▸ Exercise goal
Skip the images and copy each record exactly as written.

▸ Record excerpts
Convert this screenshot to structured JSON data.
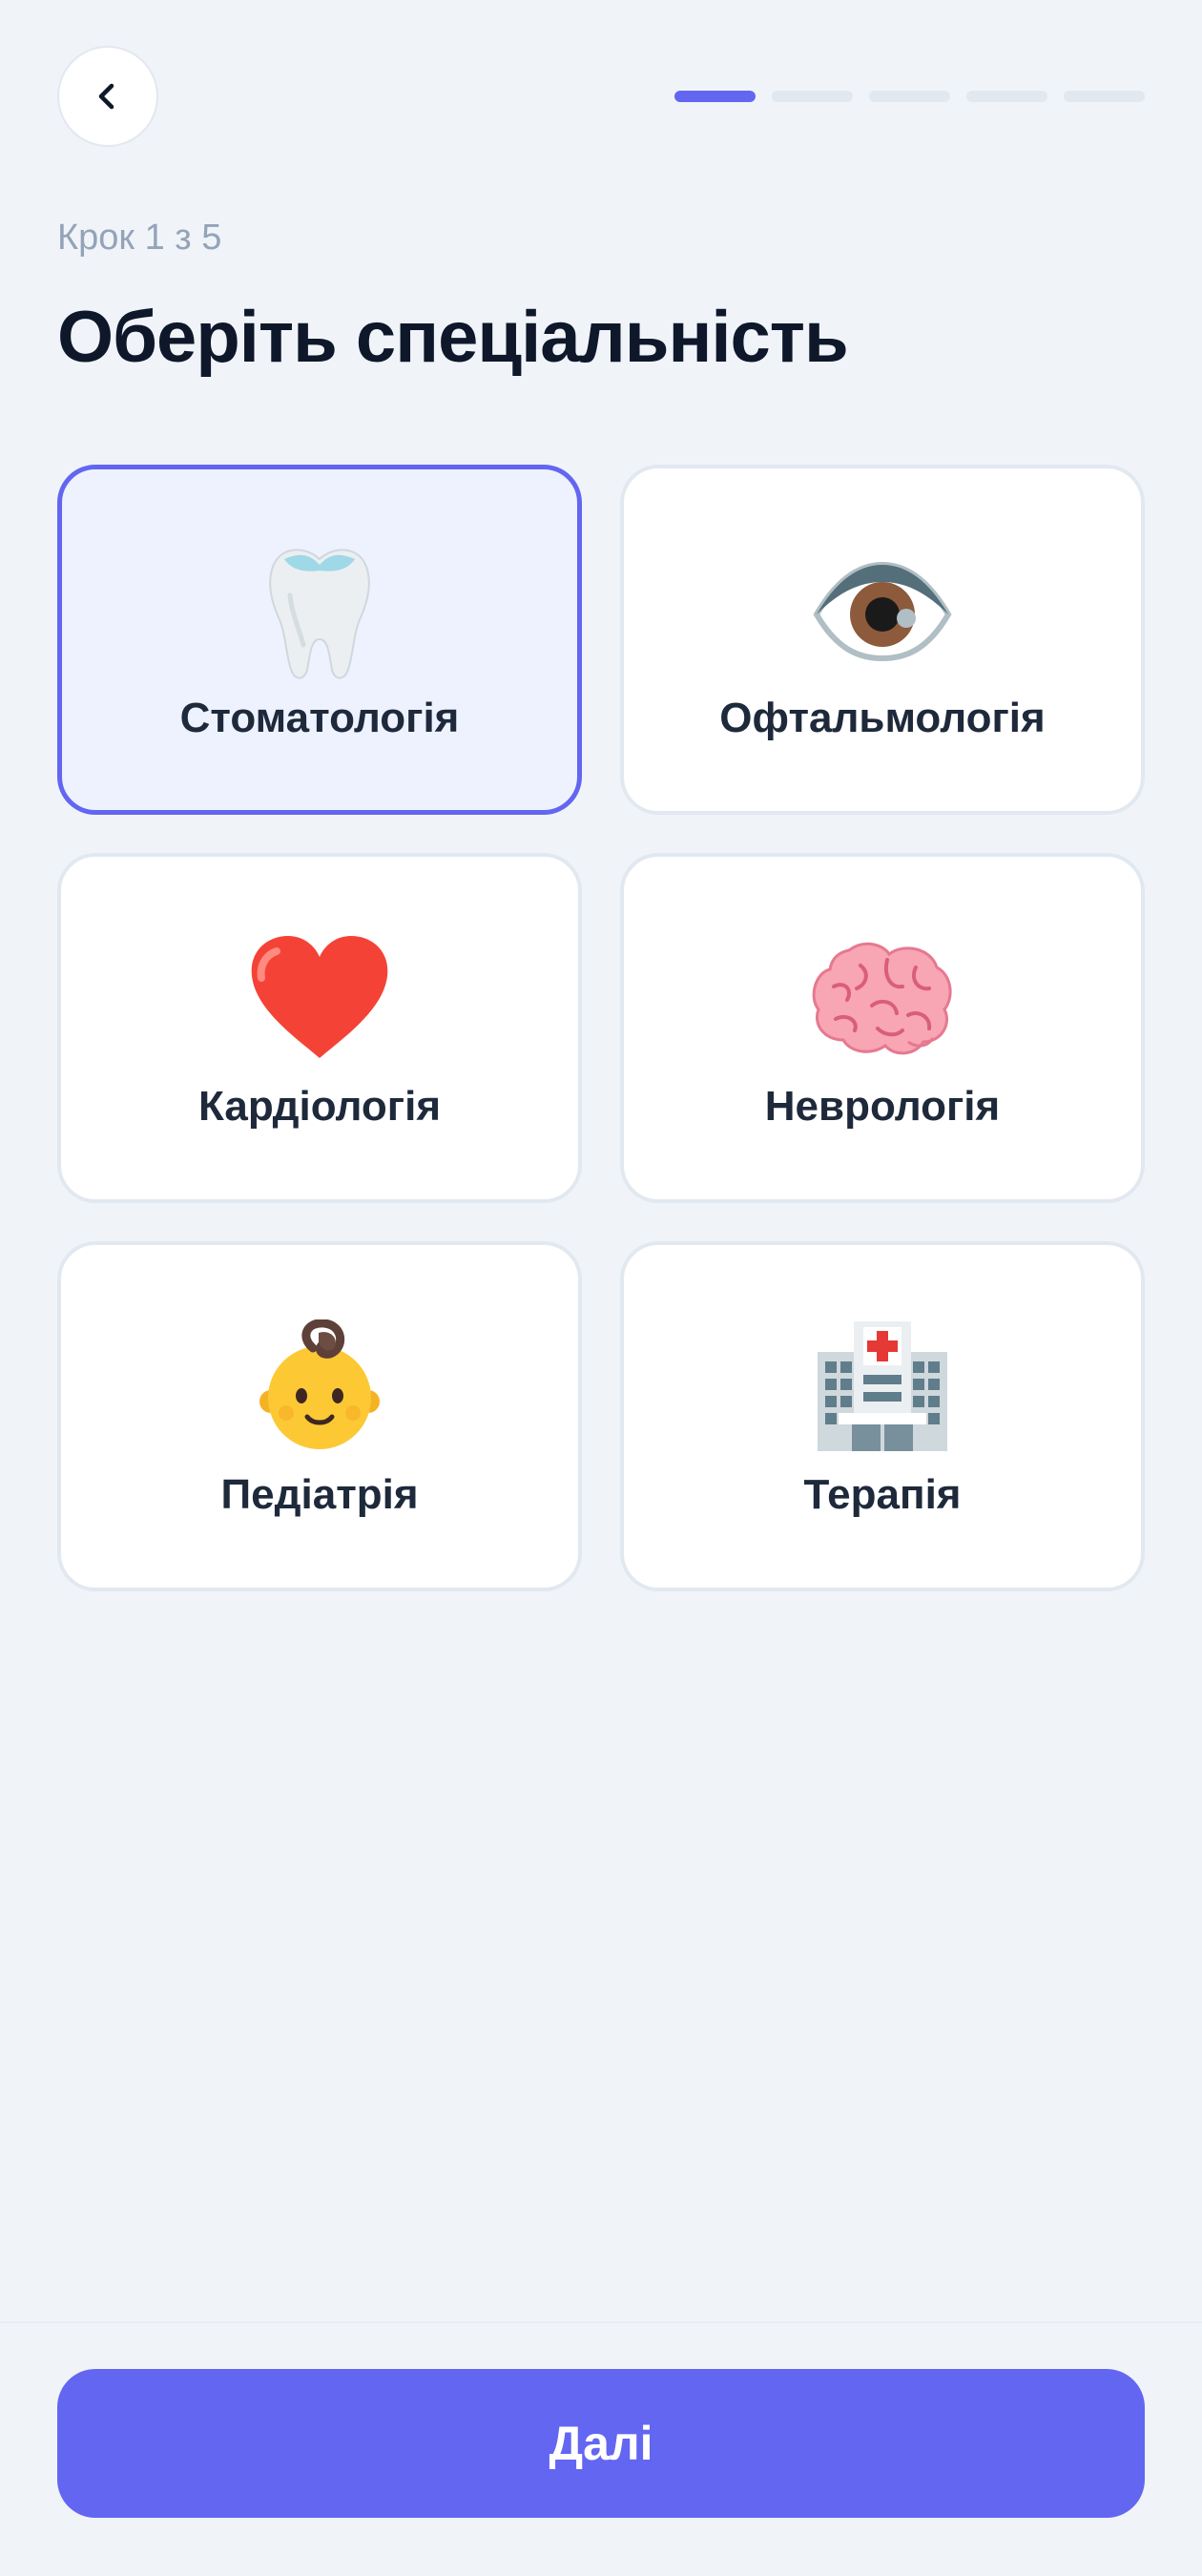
{
  "header": {
    "back_icon": "chevron-left-icon",
    "progress": {
      "total_steps": 5,
      "current_step": 1
    }
  },
  "step_label": "Крок 1 з 5",
  "title": "Оберіть спеціальність",
  "specialties": [
    {
      "label": "Стоматологія",
      "icon": "tooth-icon",
      "selected": true
    },
    {
      "label": "Офтальмологія",
      "icon": "eye-icon",
      "selected": false
    },
    {
      "label": "Кардіологія",
      "icon": "heart-icon",
      "selected": false
    },
    {
      "label": "Неврологія",
      "icon": "brain-icon",
      "selected": false
    },
    {
      "label": "Педіатрія",
      "icon": "baby-icon",
      "selected": false
    },
    {
      "label": "Терапія",
      "icon": "hospital-icon",
      "selected": false
    }
  ],
  "footer": {
    "next_label": "Далі"
  },
  "colors": {
    "accent": "#6366f1",
    "background": "#f0f4f9",
    "card_selected_bg": "#eef2ff",
    "card_border": "#e2e8f0",
    "text_primary": "#0f172a",
    "text_muted": "#94a3b8"
  }
}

▸ Response to this task
Convert this screenshot to structured JSON data.
{
  "header": {
    "back_icon": "chevron-left-icon",
    "progress": {
      "total_steps": 5,
      "current_step": 1
    }
  },
  "step_label": "Крок 1 з 5",
  "title": "Оберіть спеціальність",
  "specialties": [
    {
      "label": "Стоматологія",
      "icon": "tooth-icon",
      "selected": true
    },
    {
      "label": "Офтальмологія",
      "icon": "eye-icon",
      "selected": false
    },
    {
      "label": "Кардіологія",
      "icon": "heart-icon",
      "selected": false
    },
    {
      "label": "Неврологія",
      "icon": "brain-icon",
      "selected": false
    },
    {
      "label": "Педіатрія",
      "icon": "baby-icon",
      "selected": false
    },
    {
      "label": "Терапія",
      "icon": "hospital-icon",
      "selected": false
    }
  ],
  "footer": {
    "next_label": "Далі"
  },
  "colors": {
    "accent": "#6366f1",
    "background": "#f0f4f9",
    "card_selected_bg": "#eef2ff",
    "card_border": "#e2e8f0",
    "text_primary": "#0f172a",
    "text_muted": "#94a3b8"
  }
}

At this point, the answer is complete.